Provided information »
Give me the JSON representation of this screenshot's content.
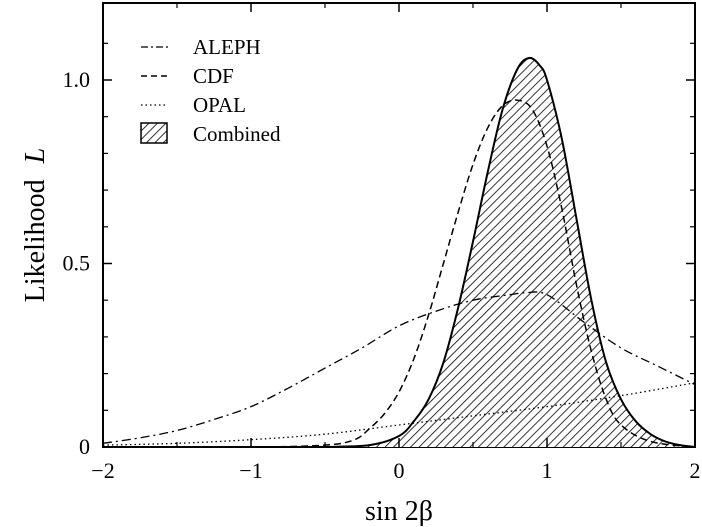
{
  "chart_data": {
    "type": "line",
    "xlabel": "sin 2β",
    "ylabel_main": "Likelihood",
    "ylabel_var": "L",
    "xlim": [
      -2,
      2
    ],
    "ylim": [
      0,
      1.2
    ],
    "xticks": [
      -2,
      -1,
      0,
      1,
      2
    ],
    "xtick_labels": [
      "−2",
      "−1",
      "0",
      "1",
      "2"
    ],
    "yticks": [
      0,
      0.5,
      1.0
    ],
    "ytick_labels": [
      "0",
      "0.5",
      "1.0"
    ],
    "grid": false,
    "legend_position": "top-left",
    "series": [
      {
        "name": "ALEPH",
        "style": "dash-dot",
        "x": [
          -2,
          -1.75,
          -1.5,
          -1.25,
          -1,
          -0.75,
          -0.5,
          -0.25,
          0,
          0.25,
          0.5,
          0.75,
          0.85,
          1,
          1.25,
          1.5,
          1.75,
          2
        ],
        "y": [
          0.01,
          0.025,
          0.045,
          0.075,
          0.11,
          0.16,
          0.215,
          0.27,
          0.33,
          0.37,
          0.4,
          0.415,
          0.42,
          0.415,
          0.34,
          0.27,
          0.22,
          0.17
        ]
      },
      {
        "name": "CDF",
        "style": "dashed",
        "x": [
          -2,
          -1,
          -0.5,
          -0.3,
          -0.2,
          -0.1,
          0,
          0.1,
          0.2,
          0.3,
          0.4,
          0.5,
          0.6,
          0.7,
          0.8,
          0.9,
          1.0,
          1.1,
          1.2,
          1.3,
          1.4,
          1.5,
          1.7,
          2
        ],
        "y": [
          0,
          0,
          0.005,
          0.02,
          0.05,
          0.09,
          0.15,
          0.24,
          0.36,
          0.5,
          0.64,
          0.77,
          0.87,
          0.93,
          0.945,
          0.92,
          0.82,
          0.65,
          0.44,
          0.26,
          0.13,
          0.06,
          0.015,
          0
        ]
      },
      {
        "name": "OPAL",
        "style": "dotted",
        "x": [
          -2,
          -1.5,
          -1,
          -0.5,
          0,
          0.5,
          1,
          1.5,
          2
        ],
        "y": [
          0.005,
          0.01,
          0.02,
          0.035,
          0.06,
          0.085,
          0.11,
          0.14,
          0.175
        ]
      },
      {
        "name": "Combined",
        "style": "hatched-fill",
        "x": [
          -0.5,
          -0.2,
          0,
          0.1,
          0.2,
          0.3,
          0.4,
          0.5,
          0.6,
          0.7,
          0.8,
          0.88,
          0.95,
          1.0,
          1.1,
          1.2,
          1.3,
          1.4,
          1.5,
          1.6,
          1.7,
          1.8,
          1.9,
          2
        ],
        "y": [
          0,
          0.005,
          0.03,
          0.07,
          0.13,
          0.23,
          0.38,
          0.56,
          0.75,
          0.92,
          1.03,
          1.06,
          1.04,
          1.0,
          0.84,
          0.62,
          0.4,
          0.23,
          0.13,
          0.07,
          0.035,
          0.015,
          0.005,
          0
        ]
      }
    ]
  }
}
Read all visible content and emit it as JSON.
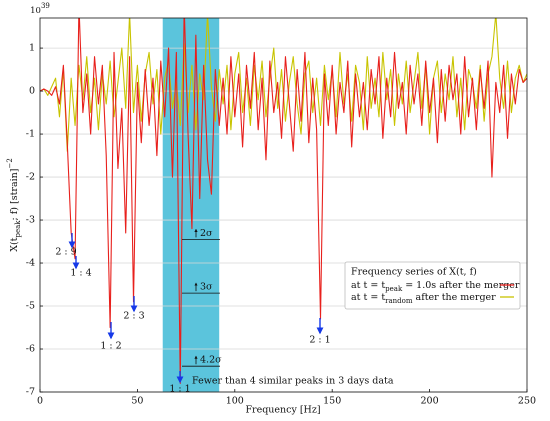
{
  "chart_data": {
    "type": "line",
    "xlabel": "Frequency  [Hz]",
    "ylabel": "X(t_peak; f)  [strain]^−2",
    "y_multiplier": "10^39",
    "xlim": [
      0,
      250
    ],
    "ylim": [
      -7,
      1.7
    ],
    "xticks": [
      0,
      50,
      100,
      150,
      200,
      250
    ],
    "yticks": [
      -7,
      -6,
      -5,
      -4,
      -3,
      -2,
      -1,
      0,
      1
    ],
    "grid": true,
    "band": [
      63,
      92
    ],
    "band_color": "#5bc4dc",
    "legend_title": "Frequency series of X(t, f)",
    "legend_position": "lower right",
    "x": [
      0,
      2,
      4,
      6,
      8,
      10,
      12,
      14,
      16,
      18,
      20,
      22,
      24,
      26,
      28,
      30,
      32,
      34,
      36,
      38,
      40,
      42,
      44,
      46,
      48,
      50,
      52,
      54,
      56,
      58,
      60,
      62,
      64,
      66,
      68,
      70,
      72,
      74,
      76,
      78,
      80,
      82,
      84,
      86,
      88,
      90,
      92,
      94,
      96,
      98,
      100,
      102,
      104,
      106,
      108,
      110,
      112,
      114,
      116,
      118,
      120,
      122,
      124,
      126,
      128,
      130,
      132,
      134,
      136,
      138,
      140,
      142,
      144,
      146,
      148,
      150,
      152,
      154,
      156,
      158,
      160,
      162,
      164,
      166,
      168,
      170,
      172,
      174,
      176,
      178,
      180,
      182,
      184,
      186,
      188,
      190,
      192,
      194,
      196,
      198,
      200,
      202,
      204,
      206,
      208,
      210,
      212,
      214,
      216,
      218,
      220,
      222,
      224,
      226,
      228,
      230,
      232,
      234,
      236,
      238,
      240,
      242,
      244,
      246,
      248,
      250
    ],
    "series": [
      {
        "name": "at t = t_peak = 1.0s after the merger",
        "color": "#e8201c",
        "values": [
          0,
          0.05,
          0,
          -0.1,
          0.1,
          -0.3,
          0.6,
          -1.2,
          -3.3,
          -3.9,
          2.0,
          -0.5,
          0.4,
          -1.0,
          0.8,
          -0.3,
          0.6,
          -1.5,
          -5.5,
          0.9,
          -1.8,
          -0.4,
          -3.3,
          0.8,
          -4.9,
          0.2,
          -1.2,
          0.5,
          -0.8,
          0.3,
          -1.5,
          0.7,
          -0.6,
          1.0,
          -2.0,
          0.9,
          -6.8,
          2.0,
          -1.0,
          -3.2,
          1.3,
          -2.5,
          0.6,
          -1.6,
          -2.4,
          0.5,
          -0.8,
          0.3,
          -1.0,
          0.8,
          -0.6,
          0.4,
          -1.3,
          0.6,
          -0.4,
          0.9,
          -0.9,
          0.3,
          -1.6,
          0.7,
          -0.5,
          0.2,
          -1.1,
          0.8,
          -0.3,
          -1.4,
          0.5,
          -0.7,
          0.9,
          -1.2,
          0.3,
          -0.9,
          -5.3,
          0.4,
          -0.8,
          0.6,
          -1.0,
          0.2,
          -0.5,
          0.7,
          -1.3,
          0.4,
          -0.6,
          0.2,
          -0.9,
          0.5,
          -0.3,
          0.8,
          -1.1,
          0.3,
          -0.6,
          0.9,
          -0.4,
          0.2,
          -1.0,
          0.6,
          -0.3,
          0.4,
          -0.8,
          0.7,
          -0.5,
          0.3,
          -1.2,
          0.5,
          -0.7,
          0.6,
          -0.2,
          0.4,
          -1.0,
          0.8,
          -0.6,
          0.3,
          -0.9,
          0.5,
          -0.4,
          0.7,
          -2.0,
          0.2,
          -0.5,
          0.6,
          -1.1,
          0.4,
          -0.3,
          0.5,
          0.2,
          0.3
        ]
      },
      {
        "name": "at t = t_random after the merger",
        "color": "#c8c400",
        "values": [
          0,
          0.05,
          -0.1,
          0.1,
          0.3,
          -0.6,
          0.5,
          -1.4,
          0.3,
          -0.8,
          0.6,
          -0.2,
          0.8,
          -0.5,
          0.3,
          -0.9,
          0.4,
          -0.3,
          0.7,
          -0.6,
          0.2,
          1.0,
          -0.4,
          1.8,
          -0.5,
          0.6,
          -0.7,
          0.4,
          0.9,
          -0.3,
          0.5,
          -1.0,
          0.3,
          0.7,
          -0.4,
          0.2,
          -0.8,
          1.1,
          -0.5,
          0.6,
          -0.9,
          0.4,
          -0.2,
          1.8,
          0.1,
          -0.7,
          0.5,
          -0.3,
          0.6,
          -0.9,
          0.4,
          0.9,
          -0.5,
          0.3,
          -0.8,
          0.6,
          -0.2,
          0.7,
          -0.6,
          0.3,
          1.0,
          -0.4,
          0.5,
          -0.7,
          0.2,
          0.8,
          -0.3,
          -1.0,
          0.4,
          0.7,
          -0.5,
          0.3,
          -0.8,
          0.6,
          -0.2,
          0.5,
          -0.6,
          0.9,
          -0.3,
          0.4,
          -0.7,
          0.6,
          0.2,
          -0.9,
          0.8,
          -0.4,
          0.3,
          -0.6,
          0.9,
          -0.2,
          0.5,
          -0.8,
          0.4,
          -0.3,
          0.7,
          -0.5,
          0.2,
          0.9,
          -0.4,
          0.6,
          -1.0,
          0.3,
          0.7,
          -0.5,
          0.4,
          -0.2,
          0.8,
          -0.6,
          0.3,
          -0.9,
          0.5,
          0.2,
          -0.4,
          0.6,
          -0.7,
          0.4,
          0.8,
          1.8,
          0.3,
          -0.4,
          0.7,
          -0.5,
          0.3,
          0.6,
          0.2,
          0.4
        ]
      }
    ],
    "thresholds": [
      {
        "label": "2σ",
        "value": -3.45
      },
      {
        "label": "3σ",
        "value": -4.7
      },
      {
        "label": "4.2σ",
        "value": -6.4
      }
    ],
    "annotations": [
      "2 : 9",
      "1 : 4",
      "1 : 2",
      "2 : 3",
      "1 : 1",
      "2 : 1",
      "Fewer than 4 similar peaks in 3 days data"
    ]
  }
}
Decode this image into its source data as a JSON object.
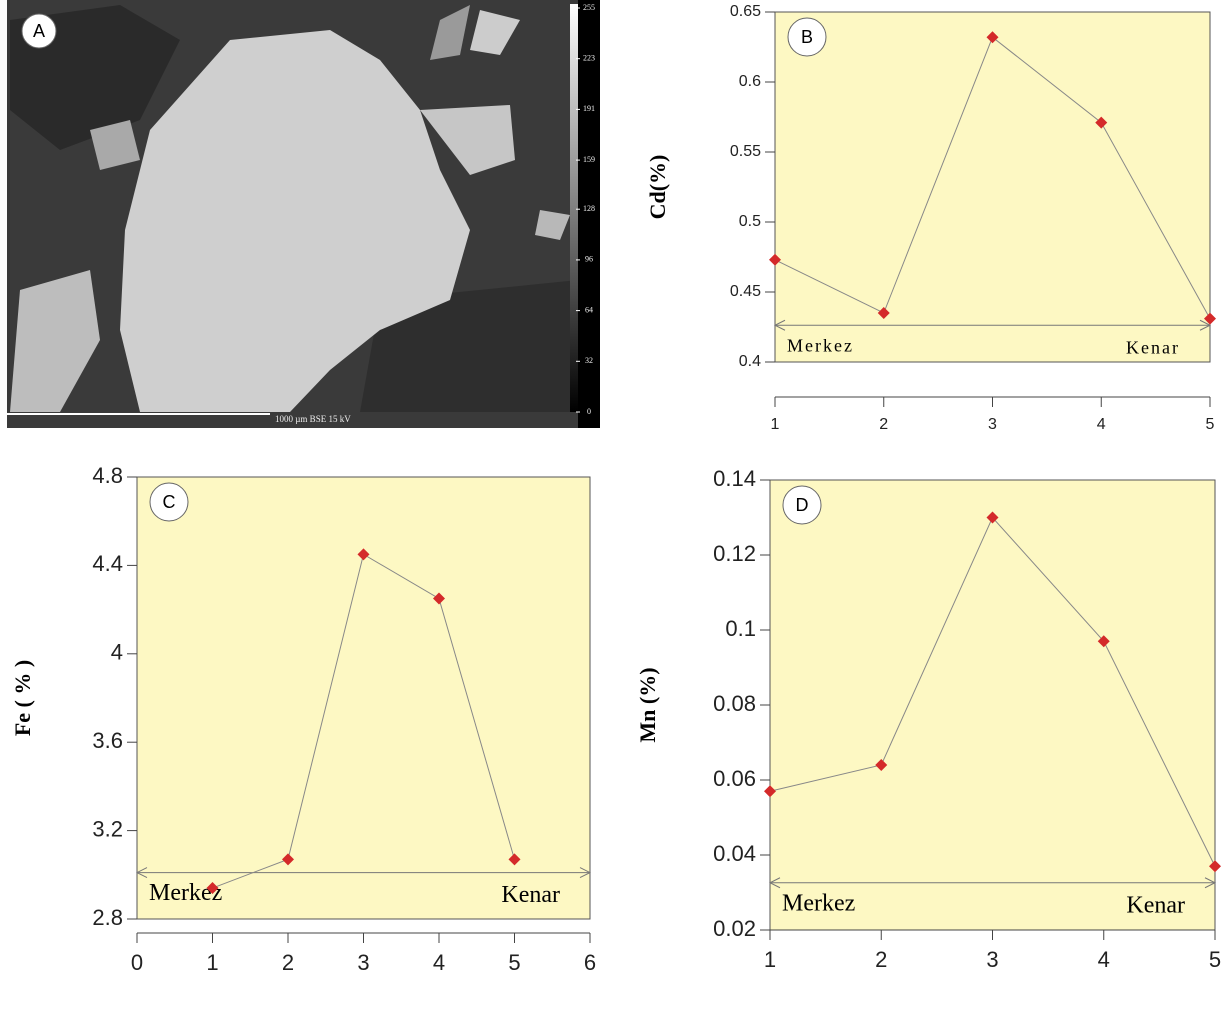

Problem to solve »
Report each line in the preceding entries that holds the string "name".

Solution to this exercise »
        "name": "ALEPH",
        "name": "CDF",
        "name": "OPAL",
        "name": "Combined",
        "name": "at t = t_peak = 1.0s after the merger",
        "name": "at t = t_random after the merger",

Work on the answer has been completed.